Your goal
Every line below is to be quoted exactly, with nothing added or dropped.

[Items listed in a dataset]
......

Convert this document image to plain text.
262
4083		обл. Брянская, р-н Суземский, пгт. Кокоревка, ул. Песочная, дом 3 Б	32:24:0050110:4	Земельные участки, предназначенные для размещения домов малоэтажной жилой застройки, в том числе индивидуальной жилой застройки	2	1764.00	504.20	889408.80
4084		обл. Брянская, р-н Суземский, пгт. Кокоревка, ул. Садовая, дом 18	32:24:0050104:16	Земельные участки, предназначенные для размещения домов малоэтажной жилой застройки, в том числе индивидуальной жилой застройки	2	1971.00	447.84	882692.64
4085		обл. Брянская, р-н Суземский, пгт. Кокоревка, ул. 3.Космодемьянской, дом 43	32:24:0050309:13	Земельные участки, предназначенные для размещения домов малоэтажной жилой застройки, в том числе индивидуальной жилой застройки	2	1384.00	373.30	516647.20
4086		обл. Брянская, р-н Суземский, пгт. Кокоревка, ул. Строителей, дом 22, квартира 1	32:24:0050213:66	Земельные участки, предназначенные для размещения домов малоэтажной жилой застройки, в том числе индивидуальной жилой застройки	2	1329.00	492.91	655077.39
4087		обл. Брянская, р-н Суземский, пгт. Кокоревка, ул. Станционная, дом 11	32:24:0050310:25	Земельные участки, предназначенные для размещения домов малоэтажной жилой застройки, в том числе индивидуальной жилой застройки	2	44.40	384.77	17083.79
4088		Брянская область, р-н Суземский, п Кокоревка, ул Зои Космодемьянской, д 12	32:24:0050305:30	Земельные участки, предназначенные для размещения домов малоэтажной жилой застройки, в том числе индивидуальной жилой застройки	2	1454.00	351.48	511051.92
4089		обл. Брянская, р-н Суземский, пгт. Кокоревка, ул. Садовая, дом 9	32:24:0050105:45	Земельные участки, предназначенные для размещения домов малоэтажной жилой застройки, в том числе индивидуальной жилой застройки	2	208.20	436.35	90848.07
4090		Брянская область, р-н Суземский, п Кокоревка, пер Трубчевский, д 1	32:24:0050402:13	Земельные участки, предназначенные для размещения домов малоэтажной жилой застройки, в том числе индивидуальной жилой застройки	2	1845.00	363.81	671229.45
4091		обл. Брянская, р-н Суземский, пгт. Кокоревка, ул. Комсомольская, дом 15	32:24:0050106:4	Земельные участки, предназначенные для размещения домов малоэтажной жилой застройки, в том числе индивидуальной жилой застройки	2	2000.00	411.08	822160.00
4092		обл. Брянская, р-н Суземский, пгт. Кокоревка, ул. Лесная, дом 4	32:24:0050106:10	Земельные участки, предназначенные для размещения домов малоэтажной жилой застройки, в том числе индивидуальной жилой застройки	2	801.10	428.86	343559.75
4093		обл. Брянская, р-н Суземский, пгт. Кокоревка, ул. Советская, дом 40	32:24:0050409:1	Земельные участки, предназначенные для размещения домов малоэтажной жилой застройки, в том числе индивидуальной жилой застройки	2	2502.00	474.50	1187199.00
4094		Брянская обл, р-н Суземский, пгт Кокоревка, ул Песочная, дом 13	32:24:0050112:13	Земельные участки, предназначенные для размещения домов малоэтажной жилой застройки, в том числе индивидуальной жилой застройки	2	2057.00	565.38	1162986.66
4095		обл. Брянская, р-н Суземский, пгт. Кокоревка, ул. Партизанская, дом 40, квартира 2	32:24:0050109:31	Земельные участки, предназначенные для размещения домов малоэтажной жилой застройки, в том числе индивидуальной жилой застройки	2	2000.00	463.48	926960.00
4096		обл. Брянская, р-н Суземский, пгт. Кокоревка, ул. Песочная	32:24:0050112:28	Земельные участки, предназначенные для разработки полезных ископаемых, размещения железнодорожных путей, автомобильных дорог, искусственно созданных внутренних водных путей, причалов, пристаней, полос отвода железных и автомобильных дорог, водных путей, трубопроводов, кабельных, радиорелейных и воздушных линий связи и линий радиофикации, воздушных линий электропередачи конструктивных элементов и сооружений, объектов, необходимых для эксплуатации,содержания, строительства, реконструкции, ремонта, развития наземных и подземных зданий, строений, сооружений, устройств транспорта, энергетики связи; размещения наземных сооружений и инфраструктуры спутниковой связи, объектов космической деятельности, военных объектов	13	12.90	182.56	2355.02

......

Result for this task
Convert this document image to plain text.
262
4083		обл. Брянская, р-н Суземский, пгт. Кокоревка, ул. Песочная, дом 3 Б	32:24:0050110:4	Земельные участки, предназначенные для размещения домов малоэтажной жилой застройки, в том числе индивидуальной жилой застройки	2	1764.00	504.20	889408.80
4084		обл. Брянская, р-н Суземский, пгт. Кокоревка, ул. Садовая, дом 18	32:24:0050104:16	Земельные участки, предназначенные для размещения домов малоэтажной жилой застройки, в том числе индивидуальной жилой застройки	2	1971.00	447.84	882692.64
4085		обл. Брянская, р-н Суземский, пгт. Кокоревка, ул. 3.Космодемьянской, дом 43	32:24:0050309:13	Земельные участки, предназначенные для размещения домов малоэтажной жилой застройки, в том числе индивидуальной жилой застройки	2	1384.00	373.30	516647.20
4086		обл. Брянская, р-н Суземский, пгт. Кокоревка, ул. Строителей, дом 22, квартира 1	32:24:0050213:66	Земельные участки, предназначенные для размещения домов малоэтажной жилой застройки, в том числе индивидуальной жилой застройки	2	1329.00	492.91	655077.39
4087		обл. Брянская, р-н Суземский, пгт. Кокоревка, ул. Станционная, дом 11	32:24:0050310:25	Земельные участки, предназначенные для размещения домов малоэтажной жилой застройки, в том числе индивидуальной жилой застройки	2	44.40	384.77	17083.79
4088		Брянская область, р-н Суземский, п Кокоревка, ул Зои Космодемьянской, д 12	32:24:0050305:30	Земельные участки, предназначенные для размещения домов малоэтажной жилой застройки, в том числе индивидуальной жилой застройки	2	1454.00	351.48	511051.92
4089		обл. Брянская, р-н Суземский, пгт. Кокоревка, ул. Садовая, дом 9	32:24:0050105:45	Земельные участки, предназначенные для размещения домов малоэтажной жилой застройки, в том числе индивидуальной жилой застройки	2	208.20	436.35	90848.07
4090		Брянская область, р-н Суземский, п Кокоревка, пер Трубчевский, д 1	32:24:0050402:13	Земельные участки, предназначенные для размещения домов малоэтажной жилой застройки, в том числе индивидуальной жилой застройки	2	1845.00	363.81	671229.45
4091		обл. Брянская, р-н Суземский, пгт. Кокоревка, ул. Комсомольская, дом 15	32:24:0050106:4	Земельные участки, предназначенные для размещения домов малоэтажной жилой застройки, в том числе индивидуальной жилой застройки	2	2000.00	411.08	822160.00
4092		обл. Брянская, р-н Суземский, пгт. Кокоревка, ул. Лесная, дом 4	32:24:0050106:10	Земельные участки, предназначенные для размещения домов малоэтажной жилой застройки, в том числе индивидуальной жилой застройки	2	801.10	428.86	343559.75
4093		обл. Брянская, р-н Суземский, пгт. Кокоревка, ул. Советская, дом 40	32:24:0050409:1	Земельные участки, предназначенные для размещения домов малоэтажной жилой застройки, в том числе индивидуальной жилой застройки	2	2502.00	474.50	1187199.00
4094		Брянская обл, р-н Суземский, пгт Кокоревка, ул Песочная, дом 13	32:24:0050112:13	Земельные участки, предназначенные для размещения домов малоэтажной жилой застройки, в том числе индивидуальной жилой застройки	2	2057.00	565.38	1162986.66
4095		обл. Брянская, р-н Суземский, пгт. Кокоревка, ул. Партизанская, дом 40, квартира 2	32:24:0050109:31	Земельные участки, предназначенные для размещения домов малоэтажной жилой застройки, в том числе индивидуальной жилой застройки	2	2000.00	463.48	926960.00
4096		обл. Брянская, р-н Суземский, пгт. Кокоревка, ул. Песочная	32:24:0050112:28	Земельные участки, предназначенные для разработки полезных ископаемых, размещения железнодорожных путей, автомобильных дорог, искусственно созданных внутренних водных путей, причалов, пристаней, полос отвода железных и автомобильных дорог, водных путей, трубопроводов, кабельных, радиорелейных и воздушных линий связи и линий радиофикации, воздушных линий электропередачи конструктивных элементов и сооружений, объектов, необходимых для эксплуатации,содержания, строительства, реконструкции, ремонта, развития наземных и подземных зданий, строений, сооружений, устройств транспорта, энергетики связи; размещения наземных сооружений и инфраструктуры спутниковой связи, объектов космической деятельности, военных объектов	13	12.90	182.56	2355.02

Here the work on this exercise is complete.